## What is expected:
The complete listing should be restated exactly.

(Some records)
※ ※ ※

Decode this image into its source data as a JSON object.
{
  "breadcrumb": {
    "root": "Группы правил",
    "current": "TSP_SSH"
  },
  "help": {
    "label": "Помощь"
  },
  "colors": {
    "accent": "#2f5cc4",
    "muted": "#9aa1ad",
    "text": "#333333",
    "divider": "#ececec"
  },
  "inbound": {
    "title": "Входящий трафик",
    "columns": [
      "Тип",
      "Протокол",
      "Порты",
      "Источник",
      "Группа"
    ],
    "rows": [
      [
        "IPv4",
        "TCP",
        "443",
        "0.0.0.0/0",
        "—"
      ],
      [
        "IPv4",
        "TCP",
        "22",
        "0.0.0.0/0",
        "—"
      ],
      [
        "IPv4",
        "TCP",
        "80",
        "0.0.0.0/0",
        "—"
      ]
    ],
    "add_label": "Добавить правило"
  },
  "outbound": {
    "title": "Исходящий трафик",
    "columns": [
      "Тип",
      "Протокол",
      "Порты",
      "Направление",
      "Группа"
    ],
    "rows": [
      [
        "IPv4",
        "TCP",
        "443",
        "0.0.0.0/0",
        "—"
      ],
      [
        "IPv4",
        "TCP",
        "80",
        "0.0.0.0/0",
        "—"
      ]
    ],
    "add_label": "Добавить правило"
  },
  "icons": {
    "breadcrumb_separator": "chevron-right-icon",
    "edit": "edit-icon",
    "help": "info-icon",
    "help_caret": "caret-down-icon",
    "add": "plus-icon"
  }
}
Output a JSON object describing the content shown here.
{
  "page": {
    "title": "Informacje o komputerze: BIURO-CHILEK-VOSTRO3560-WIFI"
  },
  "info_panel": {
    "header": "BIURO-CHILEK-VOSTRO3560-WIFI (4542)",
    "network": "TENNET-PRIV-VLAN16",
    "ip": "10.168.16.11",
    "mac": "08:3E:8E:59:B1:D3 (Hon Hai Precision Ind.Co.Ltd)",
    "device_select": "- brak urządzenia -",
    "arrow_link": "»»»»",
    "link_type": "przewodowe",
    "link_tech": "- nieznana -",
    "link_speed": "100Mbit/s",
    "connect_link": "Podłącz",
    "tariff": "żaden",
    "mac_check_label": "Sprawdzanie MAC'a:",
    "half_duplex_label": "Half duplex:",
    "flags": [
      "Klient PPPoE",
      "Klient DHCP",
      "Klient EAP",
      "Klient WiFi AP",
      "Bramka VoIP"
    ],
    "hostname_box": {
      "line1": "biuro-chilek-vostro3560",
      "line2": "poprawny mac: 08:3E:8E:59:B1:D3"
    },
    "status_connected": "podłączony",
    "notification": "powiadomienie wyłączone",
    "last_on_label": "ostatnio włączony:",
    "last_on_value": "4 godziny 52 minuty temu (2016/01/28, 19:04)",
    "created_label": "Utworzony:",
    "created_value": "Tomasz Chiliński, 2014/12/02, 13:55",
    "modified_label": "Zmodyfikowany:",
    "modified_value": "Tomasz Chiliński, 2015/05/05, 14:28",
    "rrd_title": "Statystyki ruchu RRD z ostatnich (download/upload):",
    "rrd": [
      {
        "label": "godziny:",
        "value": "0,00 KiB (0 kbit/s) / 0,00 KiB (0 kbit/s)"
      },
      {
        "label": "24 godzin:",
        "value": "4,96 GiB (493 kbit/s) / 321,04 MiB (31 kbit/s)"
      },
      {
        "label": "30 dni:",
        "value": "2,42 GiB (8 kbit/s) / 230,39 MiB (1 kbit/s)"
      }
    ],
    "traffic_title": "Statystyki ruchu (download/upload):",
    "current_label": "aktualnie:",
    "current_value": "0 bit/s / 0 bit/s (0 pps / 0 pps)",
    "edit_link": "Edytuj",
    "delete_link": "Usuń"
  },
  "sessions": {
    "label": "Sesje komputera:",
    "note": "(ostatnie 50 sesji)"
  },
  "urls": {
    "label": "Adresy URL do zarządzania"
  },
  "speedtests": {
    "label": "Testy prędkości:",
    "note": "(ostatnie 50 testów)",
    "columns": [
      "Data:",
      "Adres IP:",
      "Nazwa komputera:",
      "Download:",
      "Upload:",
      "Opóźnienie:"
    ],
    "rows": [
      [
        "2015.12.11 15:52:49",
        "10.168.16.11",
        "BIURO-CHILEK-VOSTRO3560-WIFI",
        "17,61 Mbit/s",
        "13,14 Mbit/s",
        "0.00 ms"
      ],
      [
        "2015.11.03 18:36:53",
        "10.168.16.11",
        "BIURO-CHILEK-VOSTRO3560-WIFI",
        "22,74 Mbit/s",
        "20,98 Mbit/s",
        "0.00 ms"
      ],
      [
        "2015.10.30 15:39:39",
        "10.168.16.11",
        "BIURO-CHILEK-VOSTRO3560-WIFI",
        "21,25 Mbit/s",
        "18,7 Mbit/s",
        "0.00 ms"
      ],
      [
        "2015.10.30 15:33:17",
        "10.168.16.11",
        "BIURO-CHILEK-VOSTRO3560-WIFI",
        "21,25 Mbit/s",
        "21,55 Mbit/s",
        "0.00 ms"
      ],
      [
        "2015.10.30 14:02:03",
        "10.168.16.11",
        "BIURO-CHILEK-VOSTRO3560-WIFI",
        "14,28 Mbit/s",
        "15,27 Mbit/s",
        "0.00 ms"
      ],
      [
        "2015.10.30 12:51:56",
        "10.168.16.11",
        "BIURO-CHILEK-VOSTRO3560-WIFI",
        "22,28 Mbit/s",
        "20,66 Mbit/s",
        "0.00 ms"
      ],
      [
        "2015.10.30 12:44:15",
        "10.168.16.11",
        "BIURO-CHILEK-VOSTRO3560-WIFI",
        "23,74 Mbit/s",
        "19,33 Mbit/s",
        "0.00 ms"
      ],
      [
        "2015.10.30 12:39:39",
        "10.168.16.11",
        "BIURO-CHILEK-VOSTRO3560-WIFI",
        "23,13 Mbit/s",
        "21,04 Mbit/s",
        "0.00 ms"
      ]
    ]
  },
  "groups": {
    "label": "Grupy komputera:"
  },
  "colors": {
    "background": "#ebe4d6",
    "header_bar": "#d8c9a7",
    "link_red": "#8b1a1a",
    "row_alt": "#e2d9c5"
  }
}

※ ※ ※

## Result for this exercise:
Decode this image into its source data as a JSON object.
{
  "breadcrumb": {
    "root": "Группы правил",
    "current": "TSP_SSH"
  },
  "help": {
    "label": "Помощь"
  },
  "colors": {
    "accent": "#2f5cc4",
    "muted": "#9aa1ad",
    "text": "#333333",
    "divider": "#ececec"
  },
  "inbound": {
    "title": "Входящий трафик",
    "columns": [
      "Тип",
      "Протокол",
      "Порты",
      "Источник",
      "Группа"
    ],
    "rows": [
      [
        "IPv4",
        "TCP",
        "443",
        "0.0.0.0/0",
        "—"
      ],
      [
        "IPv4",
        "TCP",
        "22",
        "0.0.0.0/0",
        "—"
      ],
      [
        "IPv4",
        "TCP",
        "80",
        "0.0.0.0/0",
        "—"
      ]
    ],
    "add_label": "Добавить правило"
  },
  "outbound": {
    "title": "Исходящий трафик",
    "columns": [
      "Тип",
      "Протокол",
      "Порты",
      "Направление",
      "Группа"
    ],
    "rows": [
      [
        "IPv4",
        "TCP",
        "443",
        "0.0.0.0/0",
        "—"
      ],
      [
        "IPv4",
        "TCP",
        "80",
        "0.0.0.0/0",
        "—"
      ]
    ],
    "add_label": "Добавить правило"
  },
  "icons": {
    "breadcrumb_separator": "chevron-right-icon",
    "edit": "edit-icon",
    "help": "info-icon",
    "help_caret": "caret-down-icon",
    "add": "plus-icon"
  }
}
Output a JSON object describing the content shown here.
{
  "page": {
    "title": "Informacje o komputerze: BIURO-CHILEK-VOSTRO3560-WIFI"
  },
  "info_panel": {
    "header": "BIURO-CHILEK-VOSTRO3560-WIFI (4542)",
    "network": "TENNET-PRIV-VLAN16",
    "ip": "10.168.16.11",
    "mac": "08:3E:8E:59:B1:D3 (Hon Hai Precision Ind.Co.Ltd)",
    "device_select": "- brak urządzenia -",
    "arrow_link": "»»»»",
    "link_type": "przewodowe",
    "link_tech": "- nieznana -",
    "link_speed": "100Mbit/s",
    "connect_link": "Podłącz",
    "tariff": "żaden",
    "mac_check_label": "Sprawdzanie MAC'a:",
    "half_duplex_label": "Half duplex:",
    "flags": [
      "Klient PPPoE",
      "Klient DHCP",
      "Klient EAP",
      "Klient WiFi AP",
      "Bramka VoIP"
    ],
    "hostname_box": {
      "line1": "biuro-chilek-vostro3560",
      "line2": "poprawny mac: 08:3E:8E:59:B1:D3"
    },
    "status_connected": "podłączony",
    "notification": "powiadomienie wyłączone",
    "last_on_label": "ostatnio włączony:",
    "last_on_value": "4 godziny 52 minuty temu (2016/01/28, 19:04)",
    "created_label": "Utworzony:",
    "created_value": "Tomasz Chiliński, 2014/12/02, 13:55",
    "modified_label": "Zmodyfikowany:",
    "modified_value": "Tomasz Chiliński, 2015/05/05, 14:28",
    "rrd_title": "Statystyki ruchu RRD z ostatnich (download/upload):",
    "rrd": [
      {
        "label": "godziny:",
        "value": "0,00 KiB (0 kbit/s) / 0,00 KiB (0 kbit/s)"
      },
      {
        "label": "24 godzin:",
        "value": "4,96 GiB (493 kbit/s) / 321,04 MiB (31 kbit/s)"
      },
      {
        "label": "30 dni:",
        "value": "2,42 GiB (8 kbit/s) / 230,39 MiB (1 kbit/s)"
      }
    ],
    "traffic_title": "Statystyki ruchu (download/upload):",
    "current_label": "aktualnie:",
    "current_value": "0 bit/s / 0 bit/s (0 pps / 0 pps)",
    "edit_link": "Edytuj",
    "delete_link": "Usuń"
  },
  "sessions": {
    "label": "Sesje komputera:",
    "note": "(ostatnie 50 sesji)"
  },
  "urls": {
    "label": "Adresy URL do zarządzania"
  },
  "speedtests": {
    "label": "Testy prędkości:",
    "note": "(ostatnie 50 testów)",
    "columns": [
      "Data:",
      "Adres IP:",
      "Nazwa komputera:",
      "Download:",
      "Upload:",
      "Opóźnienie:"
    ],
    "rows": [
      [
        "2015.12.11 15:52:49",
        "10.168.16.11",
        "BIURO-CHILEK-VOSTRO3560-WIFI",
        "17,61 Mbit/s",
        "13,14 Mbit/s",
        "0.00 ms"
      ],
      [
        "2015.11.03 18:36:53",
        "10.168.16.11",
        "BIURO-CHILEK-VOSTRO3560-WIFI",
        "22,74 Mbit/s",
        "20,98 Mbit/s",
        "0.00 ms"
      ],
      [
        "2015.10.30 15:39:39",
        "10.168.16.11",
        "BIURO-CHILEK-VOSTRO3560-WIFI",
        "21,25 Mbit/s",
        "18,7 Mbit/s",
        "0.00 ms"
      ],
      [
        "2015.10.30 15:33:17",
        "10.168.16.11",
        "BIURO-CHILEK-VOSTRO3560-WIFI",
        "21,25 Mbit/s",
        "21,55 Mbit/s",
        "0.00 ms"
      ],
      [
        "2015.10.30 14:02:03",
        "10.168.16.11",
        "BIURO-CHILEK-VOSTRO3560-WIFI",
        "14,28 Mbit/s",
        "15,27 Mbit/s",
        "0.00 ms"
      ],
      [
        "2015.10.30 12:51:56",
        "10.168.16.11",
        "BIURO-CHILEK-VOSTRO3560-WIFI",
        "22,28 Mbit/s",
        "20,66 Mbit/s",
        "0.00 ms"
      ],
      [
        "2015.10.30 12:44:15",
        "10.168.16.11",
        "BIURO-CHILEK-VOSTRO3560-WIFI",
        "23,74 Mbit/s",
        "19,33 Mbit/s",
        "0.00 ms"
      ],
      [
        "2015.10.30 12:39:39",
        "10.168.16.11",
        "BIURO-CHILEK-VOSTRO3560-WIFI",
        "23,13 Mbit/s",
        "21,04 Mbit/s",
        "0.00 ms"
      ]
    ]
  },
  "groups": {
    "label": "Grupy komputera:"
  },
  "colors": {
    "background": "#ebe4d6",
    "header_bar": "#d8c9a7",
    "link_red": "#8b1a1a",
    "row_alt": "#e2d9c5"
  }
}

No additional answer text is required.